◆ **Material to process**

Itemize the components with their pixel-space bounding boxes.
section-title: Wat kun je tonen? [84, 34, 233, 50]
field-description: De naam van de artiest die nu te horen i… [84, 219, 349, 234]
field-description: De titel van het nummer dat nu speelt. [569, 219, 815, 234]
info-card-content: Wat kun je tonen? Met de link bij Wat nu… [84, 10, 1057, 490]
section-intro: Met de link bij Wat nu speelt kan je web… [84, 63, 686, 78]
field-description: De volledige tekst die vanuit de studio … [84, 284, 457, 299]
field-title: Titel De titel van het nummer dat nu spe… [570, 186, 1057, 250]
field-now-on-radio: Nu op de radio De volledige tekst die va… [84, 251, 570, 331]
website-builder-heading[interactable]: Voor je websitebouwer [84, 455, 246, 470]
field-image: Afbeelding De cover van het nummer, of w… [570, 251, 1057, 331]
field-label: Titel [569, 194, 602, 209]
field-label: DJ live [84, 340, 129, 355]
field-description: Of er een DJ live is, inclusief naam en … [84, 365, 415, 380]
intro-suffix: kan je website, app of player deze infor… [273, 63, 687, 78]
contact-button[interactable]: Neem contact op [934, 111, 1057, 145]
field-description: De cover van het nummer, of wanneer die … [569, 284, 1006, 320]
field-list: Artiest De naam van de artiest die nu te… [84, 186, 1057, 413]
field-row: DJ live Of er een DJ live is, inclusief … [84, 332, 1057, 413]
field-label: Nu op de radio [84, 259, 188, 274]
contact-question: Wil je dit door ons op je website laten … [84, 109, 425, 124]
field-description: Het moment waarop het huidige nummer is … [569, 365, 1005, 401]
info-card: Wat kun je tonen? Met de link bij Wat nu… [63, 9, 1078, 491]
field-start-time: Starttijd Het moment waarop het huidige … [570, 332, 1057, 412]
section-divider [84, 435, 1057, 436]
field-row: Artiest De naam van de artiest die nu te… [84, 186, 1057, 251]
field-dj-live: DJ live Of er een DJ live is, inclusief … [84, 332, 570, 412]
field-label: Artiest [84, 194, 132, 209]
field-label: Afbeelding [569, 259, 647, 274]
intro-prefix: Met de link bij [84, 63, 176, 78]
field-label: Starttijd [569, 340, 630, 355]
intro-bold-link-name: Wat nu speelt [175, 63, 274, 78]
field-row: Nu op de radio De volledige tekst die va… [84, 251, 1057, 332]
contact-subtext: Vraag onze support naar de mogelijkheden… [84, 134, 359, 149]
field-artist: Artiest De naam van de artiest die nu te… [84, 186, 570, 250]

◆ **Stated task**
Pick out every line of the material above that contains the word "volledige".

◆ **Expected answer**
field-description: De volledige tekst die vanuit de studio … [84, 284, 457, 299]
field-now-on-radio: Nu op de radio De volledige tekst die va… [84, 251, 570, 331]
field-row: Nu op de radio De volledige tekst die va… [84, 251, 1057, 332]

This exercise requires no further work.